**Extract provided:**
England’s hospitals now have more Covid-19 patients than during April’s first-wave peak as a health boss warned doctors and nurses are “back in the eye of the storm.”
NHS England figures show there were 20,426 patients in NHS hospitals in England as of 8am on Monday, compared to the 18,974 patients recorded on April 12.
The number of further lab-confirmed cases of coronavirus recorded in a single day in the UK also hit a new high of 41,385 as of 9am Monday, rising above 40,000 for the first time, according to Government figures.
Cases figures do not include information from Scotland and Northern Ireland, which did not report data between December 24 and 28, meaning the true number is even higher.
“And now again we are back in the eye of the storm with a second wave of coronavirus sweeping Europe and, indeed, this country.”
He said a “chink of hope” lay in the various Covid-19 vaccines, with the Oxford/AstraZeneca jab expected to be approved imminently by the Medicines and Healthcare products Regulatory Agency, according to reports.
Sir Simon said: “We think that by late spring with vaccine supplies continuing to come on stream we will have been able to offer all vulnerable people across this country Covid vaccination.
“That perhaps provides the biggest chink of hope for the year ahead.”
But the current vaccination target will have to be doubled to two million jabs a week to avoid a third wave of the virus, according to a projection from a London School of Hygiene and Tropical Medicine paper reported by the Telegraph.
It comes as hospitals struggle to cope with the surge in coronavirus patients, while trusts have been told to begin planning for the use of Nightingale hospitals.
Dr Yvonne Doyle, medical director at Public Health England, said: “This very high level of infection is of growing concern at a time when our hospitals are at their most vulnerable, with new admissions rising in many regions.”
Saffron Cordery, deputy chief executive of NHS Providers, said some trusts are reporting up to three times the number of Covid patients than at the peak of the first wave.
“This means hospitals and also ambulance services in Tier 4 areas and beyond are incredibly busy, compounded by increasing staff absences due to illness and the need to self-isolate,” she said.
Dr Nick Scriven, immediate past president of the Society for Acute Medicine, called the trend “extremely worrying” and said “systems will again be stretched to the limit”.

**Activity 1:** In the article on Covid-19 hospital numbers, condense the paragraph beginning "The number of further lab-confirmed cases" into a brief bulleted list that keeps its main facts.
**Activity 2:** Carry on the article on Covid-19 hospital numbers, picking up right after its final paragraph.

**Entries shown:**
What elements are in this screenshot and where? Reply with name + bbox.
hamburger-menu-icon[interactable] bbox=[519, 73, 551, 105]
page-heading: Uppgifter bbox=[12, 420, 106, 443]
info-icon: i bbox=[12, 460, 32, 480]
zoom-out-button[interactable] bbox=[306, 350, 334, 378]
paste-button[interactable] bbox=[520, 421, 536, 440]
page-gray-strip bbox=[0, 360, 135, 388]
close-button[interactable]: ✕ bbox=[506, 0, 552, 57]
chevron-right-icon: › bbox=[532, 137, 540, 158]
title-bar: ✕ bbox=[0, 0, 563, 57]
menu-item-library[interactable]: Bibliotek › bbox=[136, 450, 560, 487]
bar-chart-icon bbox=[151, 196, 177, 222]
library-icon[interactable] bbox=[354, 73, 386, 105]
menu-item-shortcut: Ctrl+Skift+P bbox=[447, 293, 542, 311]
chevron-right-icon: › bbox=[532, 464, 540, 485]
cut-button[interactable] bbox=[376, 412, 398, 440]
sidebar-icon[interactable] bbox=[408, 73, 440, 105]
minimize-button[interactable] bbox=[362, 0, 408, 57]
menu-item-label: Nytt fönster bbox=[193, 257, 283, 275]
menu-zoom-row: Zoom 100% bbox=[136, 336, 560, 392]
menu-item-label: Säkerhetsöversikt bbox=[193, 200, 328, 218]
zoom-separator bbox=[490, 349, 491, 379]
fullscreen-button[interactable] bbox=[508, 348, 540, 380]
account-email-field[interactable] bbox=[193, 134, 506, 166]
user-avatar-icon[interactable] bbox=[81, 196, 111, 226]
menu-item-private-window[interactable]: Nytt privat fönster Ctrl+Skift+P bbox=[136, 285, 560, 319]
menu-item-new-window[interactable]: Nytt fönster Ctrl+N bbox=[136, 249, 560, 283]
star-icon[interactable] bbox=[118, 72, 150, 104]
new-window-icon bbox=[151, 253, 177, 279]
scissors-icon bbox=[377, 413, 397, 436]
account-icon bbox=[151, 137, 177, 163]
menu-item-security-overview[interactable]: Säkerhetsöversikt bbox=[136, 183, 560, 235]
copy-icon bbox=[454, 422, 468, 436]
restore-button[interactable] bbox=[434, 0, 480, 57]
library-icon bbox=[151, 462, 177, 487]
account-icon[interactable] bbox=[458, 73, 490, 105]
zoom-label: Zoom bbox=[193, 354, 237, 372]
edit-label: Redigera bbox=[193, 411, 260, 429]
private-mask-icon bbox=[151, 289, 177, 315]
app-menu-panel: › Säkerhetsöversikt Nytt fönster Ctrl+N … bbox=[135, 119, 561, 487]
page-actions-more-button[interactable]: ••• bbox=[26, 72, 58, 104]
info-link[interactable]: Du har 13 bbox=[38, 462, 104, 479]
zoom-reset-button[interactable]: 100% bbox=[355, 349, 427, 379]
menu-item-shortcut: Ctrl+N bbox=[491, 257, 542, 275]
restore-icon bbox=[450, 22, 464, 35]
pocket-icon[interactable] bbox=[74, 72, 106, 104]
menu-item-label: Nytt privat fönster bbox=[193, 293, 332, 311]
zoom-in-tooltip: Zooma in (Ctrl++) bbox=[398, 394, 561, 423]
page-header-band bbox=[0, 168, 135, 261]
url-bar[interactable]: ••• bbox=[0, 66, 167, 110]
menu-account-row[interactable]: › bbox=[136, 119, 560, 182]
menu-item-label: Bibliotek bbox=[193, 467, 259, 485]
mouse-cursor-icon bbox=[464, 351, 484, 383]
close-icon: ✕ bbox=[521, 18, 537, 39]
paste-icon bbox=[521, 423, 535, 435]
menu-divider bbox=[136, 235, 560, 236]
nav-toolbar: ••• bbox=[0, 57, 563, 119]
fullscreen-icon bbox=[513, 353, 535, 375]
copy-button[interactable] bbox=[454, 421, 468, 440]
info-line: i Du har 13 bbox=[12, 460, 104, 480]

**Expected answer 1:**
- New high in lab-confirmed coronavirus cases recorded in a single day in the UK: 41,385
- Counted as of 9am Monday
- The first time the daily figure has risen above 40,000
- Source: Government figures

**Expected answer 2:**
Paramedics in the capital are receiving support from other ambulance services in the South as they receive up to 8,000 999 calls each day.
London Ambulance Service described Boxing Day as one its “busiest ever days”, with 7,918 callouts – up more than 2,500 on the 5,217 received on the same day last year.
Medics remained busier than usual on Sunday, with 7,111 calls, compared with 5,411 on December 27 2019.
The South Central Ambulance Service (SCAS) said it is “prewarning” the military and fire service that paramedics may need help after an average increase of 10% in 999 calls over the Christmas period and a threefold increase in 111 calls, along with a 60-70% increase in absence rates with staff symptomatic or self-isolating.
Meanwhile, an outbreak of further positive Covid-19 cases at Manchester City led to their Premier League trip to Everton being postponed just four hours before kick-off on Monday night.
More than six million people in east and south-east England went into the highest level of restrictions on Saturday, which now affects 24 million people representing 43% of the population.
Lockdown measures are also in place across the other three home nations, after mainland Scotland entered Level 4 restrictions from Saturday for three weeks, and a similar stay-at-home order is also in place in Wales.
Northern Ireland has also entered a new six-week lockdown, and the first week measures are the toughest yet, with a form of curfew in operation from 8pm, shops closed from that time and all indoor and outdoor gatherings prohibited until 6am.